▸ **Exercise aim**
Extract every record, keeping each one exactly as it is.

>> start Provided data

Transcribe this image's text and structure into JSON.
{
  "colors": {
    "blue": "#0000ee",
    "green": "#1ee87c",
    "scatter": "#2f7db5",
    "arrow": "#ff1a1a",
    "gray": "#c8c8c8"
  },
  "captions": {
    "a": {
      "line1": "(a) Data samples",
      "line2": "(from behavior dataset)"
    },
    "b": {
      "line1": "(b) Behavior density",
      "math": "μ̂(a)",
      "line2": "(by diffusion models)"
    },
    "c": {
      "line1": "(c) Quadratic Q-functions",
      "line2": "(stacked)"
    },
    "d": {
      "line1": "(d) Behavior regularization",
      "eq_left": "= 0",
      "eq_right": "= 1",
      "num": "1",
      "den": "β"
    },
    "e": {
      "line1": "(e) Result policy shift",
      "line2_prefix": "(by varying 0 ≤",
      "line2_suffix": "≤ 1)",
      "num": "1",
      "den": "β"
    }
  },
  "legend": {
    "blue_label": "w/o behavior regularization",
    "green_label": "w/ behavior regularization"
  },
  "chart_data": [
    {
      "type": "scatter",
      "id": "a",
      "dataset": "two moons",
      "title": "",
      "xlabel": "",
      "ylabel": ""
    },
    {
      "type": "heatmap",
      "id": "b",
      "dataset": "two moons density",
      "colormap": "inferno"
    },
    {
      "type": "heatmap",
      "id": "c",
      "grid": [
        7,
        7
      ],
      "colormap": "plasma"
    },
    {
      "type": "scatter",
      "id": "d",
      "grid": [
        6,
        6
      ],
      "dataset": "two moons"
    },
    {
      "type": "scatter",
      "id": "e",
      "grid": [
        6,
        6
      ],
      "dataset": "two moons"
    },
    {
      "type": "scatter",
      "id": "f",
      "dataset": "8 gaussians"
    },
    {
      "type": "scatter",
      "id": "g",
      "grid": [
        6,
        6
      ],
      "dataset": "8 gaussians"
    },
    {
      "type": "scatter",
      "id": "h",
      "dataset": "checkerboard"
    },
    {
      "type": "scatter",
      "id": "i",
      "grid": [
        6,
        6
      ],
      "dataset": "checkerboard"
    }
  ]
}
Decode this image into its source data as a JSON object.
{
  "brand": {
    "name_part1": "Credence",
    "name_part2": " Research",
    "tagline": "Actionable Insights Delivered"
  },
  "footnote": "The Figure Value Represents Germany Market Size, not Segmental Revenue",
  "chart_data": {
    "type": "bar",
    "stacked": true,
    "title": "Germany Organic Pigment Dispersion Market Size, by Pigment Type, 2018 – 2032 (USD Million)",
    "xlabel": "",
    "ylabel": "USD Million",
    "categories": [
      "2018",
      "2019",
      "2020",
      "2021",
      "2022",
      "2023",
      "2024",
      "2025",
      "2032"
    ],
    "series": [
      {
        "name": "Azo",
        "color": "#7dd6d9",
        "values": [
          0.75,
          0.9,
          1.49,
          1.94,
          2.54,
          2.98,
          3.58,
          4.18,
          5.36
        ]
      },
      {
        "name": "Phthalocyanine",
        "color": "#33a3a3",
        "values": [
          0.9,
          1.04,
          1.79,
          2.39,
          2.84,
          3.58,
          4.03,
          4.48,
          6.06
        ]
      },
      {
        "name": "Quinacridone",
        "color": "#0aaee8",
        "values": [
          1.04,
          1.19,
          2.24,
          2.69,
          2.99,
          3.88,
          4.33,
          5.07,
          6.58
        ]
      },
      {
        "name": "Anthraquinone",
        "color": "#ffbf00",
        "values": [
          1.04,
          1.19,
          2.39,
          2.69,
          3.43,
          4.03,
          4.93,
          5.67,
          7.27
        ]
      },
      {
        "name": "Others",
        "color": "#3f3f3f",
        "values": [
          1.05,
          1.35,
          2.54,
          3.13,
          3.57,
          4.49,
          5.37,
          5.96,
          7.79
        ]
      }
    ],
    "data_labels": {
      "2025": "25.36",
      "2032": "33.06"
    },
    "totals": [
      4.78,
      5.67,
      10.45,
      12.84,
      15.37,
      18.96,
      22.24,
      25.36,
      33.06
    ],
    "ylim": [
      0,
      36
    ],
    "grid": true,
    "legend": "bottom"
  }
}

>> end Provided data

▸ **Finished exercise**
Transcribe this image's text and structure into JSON.
{
  "colors": {
    "blue": "#0000ee",
    "green": "#1ee87c",
    "scatter": "#2f7db5",
    "arrow": "#ff1a1a",
    "gray": "#c8c8c8"
  },
  "captions": {
    "a": {
      "line1": "(a) Data samples",
      "line2": "(from behavior dataset)"
    },
    "b": {
      "line1": "(b) Behavior density",
      "math": "μ̂(a)",
      "line2": "(by diffusion models)"
    },
    "c": {
      "line1": "(c) Quadratic Q-functions",
      "line2": "(stacked)"
    },
    "d": {
      "line1": "(d) Behavior regularization",
      "eq_left": "= 0",
      "eq_right": "= 1",
      "num": "1",
      "den": "β"
    },
    "e": {
      "line1": "(e) Result policy shift",
      "line2_prefix": "(by varying 0 ≤",
      "line2_suffix": "≤ 1)",
      "num": "1",
      "den": "β"
    }
  },
  "legend": {
    "blue_label": "w/o behavior regularization",
    "green_label": "w/ behavior regularization"
  },
  "chart_data": [
    {
      "type": "scatter",
      "id": "a",
      "dataset": "two moons",
      "title": "",
      "xlabel": "",
      "ylabel": ""
    },
    {
      "type": "heatmap",
      "id": "b",
      "dataset": "two moons density",
      "colormap": "inferno"
    },
    {
      "type": "heatmap",
      "id": "c",
      "grid": [
        7,
        7
      ],
      "colormap": "plasma"
    },
    {
      "type": "scatter",
      "id": "d",
      "grid": [
        6,
        6
      ],
      "dataset": "two moons"
    },
    {
      "type": "scatter",
      "id": "e",
      "grid": [
        6,
        6
      ],
      "dataset": "two moons"
    },
    {
      "type": "scatter",
      "id": "f",
      "dataset": "8 gaussians"
    },
    {
      "type": "scatter",
      "id": "g",
      "grid": [
        6,
        6
      ],
      "dataset": "8 gaussians"
    },
    {
      "type": "scatter",
      "id": "h",
      "dataset": "checkerboard"
    },
    {
      "type": "scatter",
      "id": "i",
      "grid": [
        6,
        6
      ],
      "dataset": "checkerboard"
    }
  ]
}
Decode this image into its source data as a JSON object.
{
  "brand": {
    "name_part1": "Credence",
    "name_part2": " Research",
    "tagline": "Actionable Insights Delivered"
  },
  "footnote": "The Figure Value Represents Germany Market Size, not Segmental Revenue",
  "chart_data": {
    "type": "bar",
    "stacked": true,
    "title": "Germany Organic Pigment Dispersion Market Size, by Pigment Type, 2018 – 2032 (USD Million)",
    "xlabel": "",
    "ylabel": "USD Million",
    "categories": [
      "2018",
      "2019",
      "2020",
      "2021",
      "2022",
      "2023",
      "2024",
      "2025",
      "2032"
    ],
    "series": [
      {
        "name": "Azo",
        "color": "#7dd6d9",
        "values": [
          0.75,
          0.9,
          1.49,
          1.94,
          2.54,
          2.98,
          3.58,
          4.18,
          5.36
        ]
      },
      {
        "name": "Phthalocyanine",
        "color": "#33a3a3",
        "values": [
          0.9,
          1.04,
          1.79,
          2.39,
          2.84,
          3.58,
          4.03,
          4.48,
          6.06
        ]
      },
      {
        "name": "Quinacridone",
        "color": "#0aaee8",
        "values": [
          1.04,
          1.19,
          2.24,
          2.69,
          2.99,
          3.88,
          4.33,
          5.07,
          6.58
        ]
      },
      {
        "name": "Anthraquinone",
        "color": "#ffbf00",
        "values": [
          1.04,
          1.19,
          2.39,
          2.69,
          3.43,
          4.03,
          4.93,
          5.67,
          7.27
        ]
      },
      {
        "name": "Others",
        "color": "#3f3f3f",
        "values": [
          1.05,
          1.35,
          2.54,
          3.13,
          3.57,
          4.49,
          5.37,
          5.96,
          7.79
        ]
      }
    ],
    "data_labels": {
      "2025": "25.36",
      "2032": "33.06"
    },
    "totals": [
      4.78,
      5.67,
      10.45,
      12.84,
      15.37,
      18.96,
      22.24,
      25.36,
      33.06
    ],
    "ylim": [
      0,
      36
    ],
    "grid": true,
    "legend": "bottom"
  }
}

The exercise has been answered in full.